[Items]
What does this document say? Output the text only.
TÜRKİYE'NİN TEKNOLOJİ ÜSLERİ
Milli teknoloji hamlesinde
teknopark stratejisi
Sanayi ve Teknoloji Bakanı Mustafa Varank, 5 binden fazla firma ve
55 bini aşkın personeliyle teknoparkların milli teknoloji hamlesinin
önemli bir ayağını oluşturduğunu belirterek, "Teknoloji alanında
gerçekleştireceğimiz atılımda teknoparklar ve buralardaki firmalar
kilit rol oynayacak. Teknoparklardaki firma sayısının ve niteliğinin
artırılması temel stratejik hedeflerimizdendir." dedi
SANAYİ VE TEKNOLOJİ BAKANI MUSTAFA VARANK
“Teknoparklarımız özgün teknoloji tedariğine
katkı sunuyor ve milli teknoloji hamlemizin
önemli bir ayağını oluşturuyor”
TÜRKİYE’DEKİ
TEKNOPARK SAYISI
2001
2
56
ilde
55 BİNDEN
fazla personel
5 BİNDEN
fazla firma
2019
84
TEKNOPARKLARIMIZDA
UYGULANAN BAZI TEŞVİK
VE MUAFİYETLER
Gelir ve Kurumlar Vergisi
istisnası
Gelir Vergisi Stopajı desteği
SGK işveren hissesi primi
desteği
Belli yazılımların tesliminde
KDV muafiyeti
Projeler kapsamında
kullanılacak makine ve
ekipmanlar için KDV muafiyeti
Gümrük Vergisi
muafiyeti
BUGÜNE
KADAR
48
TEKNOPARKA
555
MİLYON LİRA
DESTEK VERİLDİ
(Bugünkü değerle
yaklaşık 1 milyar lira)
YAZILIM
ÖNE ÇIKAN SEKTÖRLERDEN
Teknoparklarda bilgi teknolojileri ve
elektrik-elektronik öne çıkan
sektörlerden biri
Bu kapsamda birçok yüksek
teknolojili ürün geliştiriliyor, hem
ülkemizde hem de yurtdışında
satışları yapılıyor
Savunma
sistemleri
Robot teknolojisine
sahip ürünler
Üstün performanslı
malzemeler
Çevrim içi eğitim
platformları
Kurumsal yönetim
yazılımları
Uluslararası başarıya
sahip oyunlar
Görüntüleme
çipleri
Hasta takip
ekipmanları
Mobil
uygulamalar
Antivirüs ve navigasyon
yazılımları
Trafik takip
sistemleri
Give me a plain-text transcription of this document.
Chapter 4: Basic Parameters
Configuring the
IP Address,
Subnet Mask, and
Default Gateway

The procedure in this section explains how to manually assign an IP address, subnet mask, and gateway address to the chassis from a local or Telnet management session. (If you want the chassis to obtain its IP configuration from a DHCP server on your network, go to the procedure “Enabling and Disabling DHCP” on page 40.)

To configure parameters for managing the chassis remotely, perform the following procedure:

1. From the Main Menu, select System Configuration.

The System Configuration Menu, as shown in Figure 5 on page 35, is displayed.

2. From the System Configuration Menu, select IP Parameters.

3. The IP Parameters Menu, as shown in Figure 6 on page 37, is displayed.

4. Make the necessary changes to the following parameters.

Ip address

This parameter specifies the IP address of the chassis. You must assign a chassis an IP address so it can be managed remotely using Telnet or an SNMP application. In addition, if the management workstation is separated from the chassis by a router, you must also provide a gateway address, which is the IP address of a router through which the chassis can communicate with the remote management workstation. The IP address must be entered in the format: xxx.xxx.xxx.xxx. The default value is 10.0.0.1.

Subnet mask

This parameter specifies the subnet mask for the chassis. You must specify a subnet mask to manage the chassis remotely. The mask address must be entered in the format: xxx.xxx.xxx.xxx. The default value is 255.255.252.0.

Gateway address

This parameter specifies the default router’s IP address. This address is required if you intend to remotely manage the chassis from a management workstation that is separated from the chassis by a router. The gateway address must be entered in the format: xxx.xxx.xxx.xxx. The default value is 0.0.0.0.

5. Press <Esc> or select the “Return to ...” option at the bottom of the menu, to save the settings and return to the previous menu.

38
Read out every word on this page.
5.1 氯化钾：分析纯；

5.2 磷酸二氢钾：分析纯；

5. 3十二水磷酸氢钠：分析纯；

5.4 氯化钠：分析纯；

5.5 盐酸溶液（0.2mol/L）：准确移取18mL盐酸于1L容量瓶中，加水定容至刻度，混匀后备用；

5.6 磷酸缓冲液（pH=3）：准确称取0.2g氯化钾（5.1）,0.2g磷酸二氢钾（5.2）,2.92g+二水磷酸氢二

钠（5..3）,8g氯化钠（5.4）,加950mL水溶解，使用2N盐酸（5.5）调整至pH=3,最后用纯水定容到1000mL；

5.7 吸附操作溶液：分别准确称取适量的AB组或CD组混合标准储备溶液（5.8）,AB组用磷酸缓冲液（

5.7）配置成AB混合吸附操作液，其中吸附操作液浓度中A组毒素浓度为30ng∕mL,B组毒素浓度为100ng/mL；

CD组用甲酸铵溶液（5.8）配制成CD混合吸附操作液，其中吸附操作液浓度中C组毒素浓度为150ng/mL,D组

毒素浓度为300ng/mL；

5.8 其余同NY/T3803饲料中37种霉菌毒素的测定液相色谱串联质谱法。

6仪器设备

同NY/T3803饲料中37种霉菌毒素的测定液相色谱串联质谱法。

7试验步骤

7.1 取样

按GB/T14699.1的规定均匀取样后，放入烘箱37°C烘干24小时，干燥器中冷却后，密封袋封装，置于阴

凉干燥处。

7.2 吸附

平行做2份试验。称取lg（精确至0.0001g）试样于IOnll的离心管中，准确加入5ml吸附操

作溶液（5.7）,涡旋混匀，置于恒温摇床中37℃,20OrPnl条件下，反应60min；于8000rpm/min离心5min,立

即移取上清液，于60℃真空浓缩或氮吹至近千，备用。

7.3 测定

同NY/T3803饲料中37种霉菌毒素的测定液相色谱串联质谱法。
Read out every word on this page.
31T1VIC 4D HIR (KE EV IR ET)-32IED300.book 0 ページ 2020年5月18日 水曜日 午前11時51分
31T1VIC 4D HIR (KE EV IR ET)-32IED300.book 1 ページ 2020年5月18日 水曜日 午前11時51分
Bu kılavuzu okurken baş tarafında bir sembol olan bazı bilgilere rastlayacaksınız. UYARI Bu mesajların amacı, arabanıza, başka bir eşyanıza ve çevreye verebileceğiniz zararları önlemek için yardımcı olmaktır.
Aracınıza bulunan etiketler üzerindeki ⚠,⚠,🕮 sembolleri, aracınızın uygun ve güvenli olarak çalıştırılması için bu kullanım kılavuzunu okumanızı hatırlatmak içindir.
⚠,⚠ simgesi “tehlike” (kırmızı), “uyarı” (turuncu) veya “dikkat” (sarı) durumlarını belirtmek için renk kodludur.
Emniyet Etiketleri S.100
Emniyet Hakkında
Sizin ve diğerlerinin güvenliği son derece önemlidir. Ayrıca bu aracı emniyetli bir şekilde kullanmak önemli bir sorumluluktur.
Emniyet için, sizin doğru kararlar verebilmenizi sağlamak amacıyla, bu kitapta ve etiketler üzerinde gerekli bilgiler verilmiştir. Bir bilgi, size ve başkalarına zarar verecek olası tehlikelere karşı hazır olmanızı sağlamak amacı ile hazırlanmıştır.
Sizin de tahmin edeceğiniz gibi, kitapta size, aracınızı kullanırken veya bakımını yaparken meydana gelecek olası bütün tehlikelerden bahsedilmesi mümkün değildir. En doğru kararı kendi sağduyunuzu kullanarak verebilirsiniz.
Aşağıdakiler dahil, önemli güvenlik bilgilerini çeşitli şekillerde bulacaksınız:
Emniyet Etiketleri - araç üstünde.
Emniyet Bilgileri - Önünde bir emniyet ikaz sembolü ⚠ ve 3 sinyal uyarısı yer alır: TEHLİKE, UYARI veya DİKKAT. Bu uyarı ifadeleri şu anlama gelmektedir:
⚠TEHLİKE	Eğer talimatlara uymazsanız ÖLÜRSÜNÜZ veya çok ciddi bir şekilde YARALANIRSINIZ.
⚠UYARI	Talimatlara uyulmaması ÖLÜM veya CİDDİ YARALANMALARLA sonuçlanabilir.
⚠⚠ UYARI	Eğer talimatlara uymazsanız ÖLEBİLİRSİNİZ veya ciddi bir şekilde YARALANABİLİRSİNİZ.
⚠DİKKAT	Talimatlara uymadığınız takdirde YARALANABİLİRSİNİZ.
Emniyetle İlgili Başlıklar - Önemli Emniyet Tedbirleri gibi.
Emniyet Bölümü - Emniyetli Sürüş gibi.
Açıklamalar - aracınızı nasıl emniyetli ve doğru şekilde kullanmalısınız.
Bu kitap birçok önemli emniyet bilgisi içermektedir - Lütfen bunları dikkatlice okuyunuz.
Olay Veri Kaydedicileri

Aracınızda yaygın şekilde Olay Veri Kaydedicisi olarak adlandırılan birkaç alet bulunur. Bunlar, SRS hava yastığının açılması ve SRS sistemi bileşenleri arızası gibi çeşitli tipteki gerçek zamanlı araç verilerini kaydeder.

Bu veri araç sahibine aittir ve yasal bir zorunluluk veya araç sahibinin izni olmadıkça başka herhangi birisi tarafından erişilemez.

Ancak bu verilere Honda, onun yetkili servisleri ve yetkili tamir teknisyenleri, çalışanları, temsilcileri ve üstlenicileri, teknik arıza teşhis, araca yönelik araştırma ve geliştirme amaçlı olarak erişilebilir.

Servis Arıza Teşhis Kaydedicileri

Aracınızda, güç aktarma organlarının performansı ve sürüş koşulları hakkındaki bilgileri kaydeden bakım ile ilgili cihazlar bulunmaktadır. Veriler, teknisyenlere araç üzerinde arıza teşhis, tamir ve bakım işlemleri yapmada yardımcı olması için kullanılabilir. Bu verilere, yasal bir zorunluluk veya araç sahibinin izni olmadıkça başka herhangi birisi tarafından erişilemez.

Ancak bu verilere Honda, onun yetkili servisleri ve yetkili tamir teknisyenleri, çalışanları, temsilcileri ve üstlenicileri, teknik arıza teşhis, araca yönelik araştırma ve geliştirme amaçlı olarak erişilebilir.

[Your instructions]
Pick out, from the lines above, every one that contains the string "şekilde".

[Written answer]
Sizin ve diğerlerinin güvenliği son derece önemlidir. Ayrıca bu aracı emniyetli bir şekilde kullanmak önemli bir sorumluluktur.
⚠TEHLİKE	Eğer talimatlara uymazsanız ÖLÜRSÜNÜZ veya çok ciddi bir şekilde YARALANIRSINIZ.
⚠⚠ UYARI	Eğer talimatlara uymazsanız ÖLEBİLİRSİNİZ veya ciddi bir şekilde YARALANABİLİRSİNİZ.
Açıklamalar - aracınızı nasıl emniyetli ve doğru şekilde kullanmalısınız.
Aracınızda yaygın şekilde Olay Veri Kaydedicisi olarak adlandırılan birkaç alet bulunur. Bunlar, SRS hava yastığının açılması ve SRS sistemi bileşenleri arızası gibi çeşitli tipteki gerçek zamanlı araç verilerini kaydeder.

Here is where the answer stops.